Provided passage:
■ ■ ■ ■
Author: Michael Hunter
License: MIT
Infra Generator is a proof-of-concept library designed to streamline the creation and orchestration of distributed systems. Through its versatile architecture, developers can efficiently encapsulate components, leverage dependency injection, and maintain type-safety. The library provides tools to programmatically define infrastructure configuration, server logic, and client logic, while automatically generating necessary Docker and Docker Compose files to seamlessly deploy multiple architectural components.
Please note that this library is a proof-of-concept and is not intended for production use. It is provided as-is, and the author makes no warranties regarding its functionality, completeness, or reliability. Use it at your own risk. The author shall not be responsible for any damages or loss resulting from the use of this library.
Install docker and docker-compose.
npm install @coder-mike/poc-infra-generator
The following is an example that creates an Express API server called the "customer-server" backed by a postgres database containing a table of customers, and an example client application that sends a record to the database through the API and reads it back again.
■ ■ ■ ■
Source data:
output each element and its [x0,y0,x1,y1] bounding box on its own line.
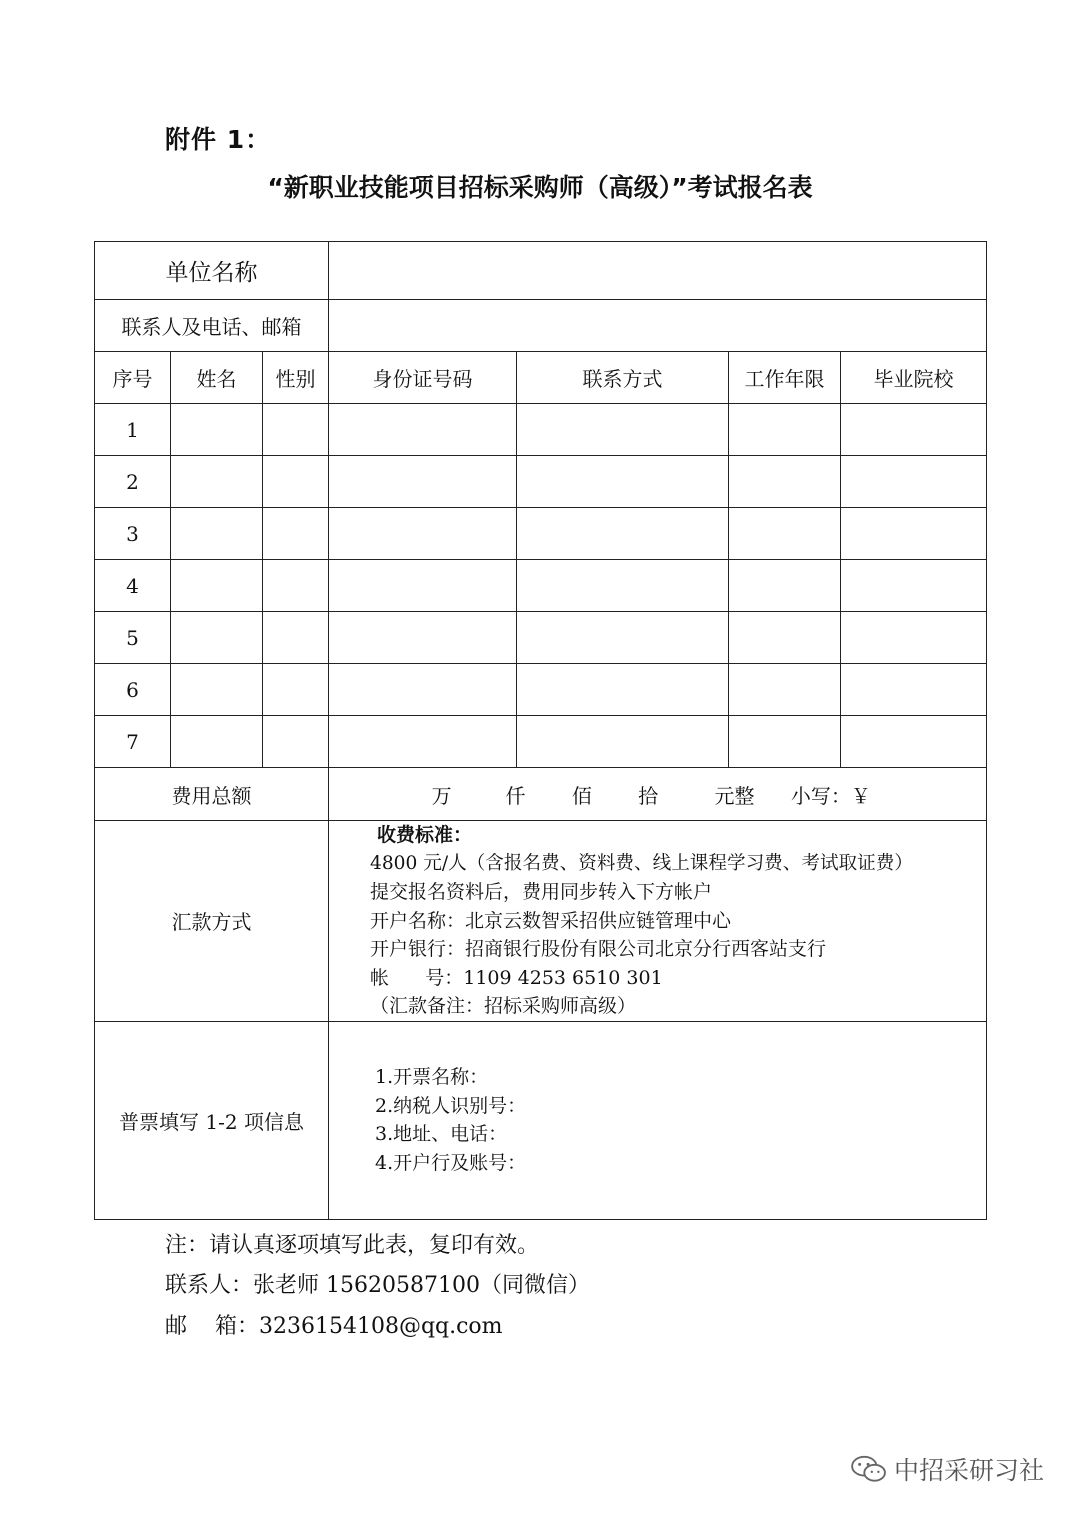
■ ■ ■ ■
Task requirements:
1. Output the part of the Infra Generator readme that opens with the words containing "Install docker and" and closes with "it back again.", copied word for word.
2. Please explain in one to three sentences why the Infra Generator readme says the library is not meant for production use.
The material after the Infra Generator readme stands on its own.

Expected responses:
1.
Install docker and docker-compose.
npm install @coder-mike/poc-infra-generator
The following is an example that creates an Express API server called the "customer-server" backed by a postgres database containing a table of customers, and an example client application that sends a record to the database through the API and reads it back again.

2. The library is a proof-of-concept, so it is not intended for production use. It is provided as-is, with no warranties about its functionality, completeness, or reliability.